▸ **Problem to solve**:
Go through the records and give each one again exactly.

───

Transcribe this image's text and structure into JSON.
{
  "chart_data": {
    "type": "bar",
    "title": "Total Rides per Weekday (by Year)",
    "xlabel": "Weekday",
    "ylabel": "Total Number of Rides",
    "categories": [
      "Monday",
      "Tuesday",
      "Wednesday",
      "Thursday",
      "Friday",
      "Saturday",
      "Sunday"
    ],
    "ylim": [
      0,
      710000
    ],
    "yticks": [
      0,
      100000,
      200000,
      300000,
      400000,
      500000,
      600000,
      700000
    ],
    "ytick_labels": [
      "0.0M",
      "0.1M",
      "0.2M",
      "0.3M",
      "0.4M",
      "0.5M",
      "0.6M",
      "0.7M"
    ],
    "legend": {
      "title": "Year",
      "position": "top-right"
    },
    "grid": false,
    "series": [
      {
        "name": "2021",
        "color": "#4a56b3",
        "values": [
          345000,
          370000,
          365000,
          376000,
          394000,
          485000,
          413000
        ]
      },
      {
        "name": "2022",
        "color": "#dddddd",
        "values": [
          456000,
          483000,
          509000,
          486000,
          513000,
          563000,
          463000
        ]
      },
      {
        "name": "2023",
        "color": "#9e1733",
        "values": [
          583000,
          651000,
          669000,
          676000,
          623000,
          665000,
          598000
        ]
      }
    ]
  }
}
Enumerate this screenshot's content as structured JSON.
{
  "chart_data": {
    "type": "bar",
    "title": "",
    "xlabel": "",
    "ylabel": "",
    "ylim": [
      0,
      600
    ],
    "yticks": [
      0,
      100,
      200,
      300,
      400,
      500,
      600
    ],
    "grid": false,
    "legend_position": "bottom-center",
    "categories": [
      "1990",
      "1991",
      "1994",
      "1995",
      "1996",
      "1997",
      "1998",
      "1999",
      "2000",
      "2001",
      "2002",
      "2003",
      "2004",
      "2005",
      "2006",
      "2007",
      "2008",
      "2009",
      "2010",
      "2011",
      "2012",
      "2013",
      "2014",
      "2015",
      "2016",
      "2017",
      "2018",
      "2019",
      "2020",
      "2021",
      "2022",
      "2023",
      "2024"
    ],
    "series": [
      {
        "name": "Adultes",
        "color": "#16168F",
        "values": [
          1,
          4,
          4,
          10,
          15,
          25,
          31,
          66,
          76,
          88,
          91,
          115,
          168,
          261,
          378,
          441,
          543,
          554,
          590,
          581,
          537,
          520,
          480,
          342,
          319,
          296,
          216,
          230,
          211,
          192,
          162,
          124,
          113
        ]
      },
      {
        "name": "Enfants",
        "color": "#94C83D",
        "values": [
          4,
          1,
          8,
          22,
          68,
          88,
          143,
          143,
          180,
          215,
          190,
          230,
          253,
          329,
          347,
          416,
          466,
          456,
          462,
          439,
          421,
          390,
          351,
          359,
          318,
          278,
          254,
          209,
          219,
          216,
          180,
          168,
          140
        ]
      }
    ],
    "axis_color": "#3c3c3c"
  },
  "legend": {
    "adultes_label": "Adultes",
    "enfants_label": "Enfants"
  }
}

───

▸ **Worked answer**:
Transcribe this image's text and structure into JSON.
{
  "chart_data": {
    "type": "bar",
    "title": "Total Rides per Weekday (by Year)",
    "xlabel": "Weekday",
    "ylabel": "Total Number of Rides",
    "categories": [
      "Monday",
      "Tuesday",
      "Wednesday",
      "Thursday",
      "Friday",
      "Saturday",
      "Sunday"
    ],
    "ylim": [
      0,
      710000
    ],
    "yticks": [
      0,
      100000,
      200000,
      300000,
      400000,
      500000,
      600000,
      700000
    ],
    "ytick_labels": [
      "0.0M",
      "0.1M",
      "0.2M",
      "0.3M",
      "0.4M",
      "0.5M",
      "0.6M",
      "0.7M"
    ],
    "legend": {
      "title": "Year",
      "position": "top-right"
    },
    "grid": false,
    "series": [
      {
        "name": "2021",
        "color": "#4a56b3",
        "values": [
          345000,
          370000,
          365000,
          376000,
          394000,
          485000,
          413000
        ]
      },
      {
        "name": "2022",
        "color": "#dddddd",
        "values": [
          456000,
          483000,
          509000,
          486000,
          513000,
          563000,
          463000
        ]
      },
      {
        "name": "2023",
        "color": "#9e1733",
        "values": [
          583000,
          651000,
          669000,
          676000,
          623000,
          665000,
          598000
        ]
      }
    ]
  }
}
Enumerate this screenshot's content as structured JSON.
{
  "chart_data": {
    "type": "bar",
    "title": "",
    "xlabel": "",
    "ylabel": "",
    "ylim": [
      0,
      600
    ],
    "yticks": [
      0,
      100,
      200,
      300,
      400,
      500,
      600
    ],
    "grid": false,
    "legend_position": "bottom-center",
    "categories": [
      "1990",
      "1991",
      "1994",
      "1995",
      "1996",
      "1997",
      "1998",
      "1999",
      "2000",
      "2001",
      "2002",
      "2003",
      "2004",
      "2005",
      "2006",
      "2007",
      "2008",
      "2009",
      "2010",
      "2011",
      "2012",
      "2013",
      "2014",
      "2015",
      "2016",
      "2017",
      "2018",
      "2019",
      "2020",
      "2021",
      "2022",
      "2023",
      "2024"
    ],
    "series": [
      {
        "name": "Adultes",
        "color": "#16168F",
        "values": [
          1,
          4,
          4,
          10,
          15,
          25,
          31,
          66,
          76,
          88,
          91,
          115,
          168,
          261,
          378,
          441,
          543,
          554,
          590,
          581,
          537,
          520,
          480,
          342,
          319,
          296,
          216,
          230,
          211,
          192,
          162,
          124,
          113
        ]
      },
      {
        "name": "Enfants",
        "color": "#94C83D",
        "values": [
          4,
          1,
          8,
          22,
          68,
          88,
          143,
          143,
          180,
          215,
          190,
          230,
          253,
          329,
          347,
          416,
          466,
          456,
          462,
          439,
          421,
          390,
          351,
          359,
          318,
          278,
          254,
          209,
          219,
          216,
          180,
          168,
          140
        ]
      }
    ],
    "axis_color": "#3c3c3c"
  },
  "legend": {
    "adultes_label": "Adultes",
    "enfants_label": "Enfants"
  }
}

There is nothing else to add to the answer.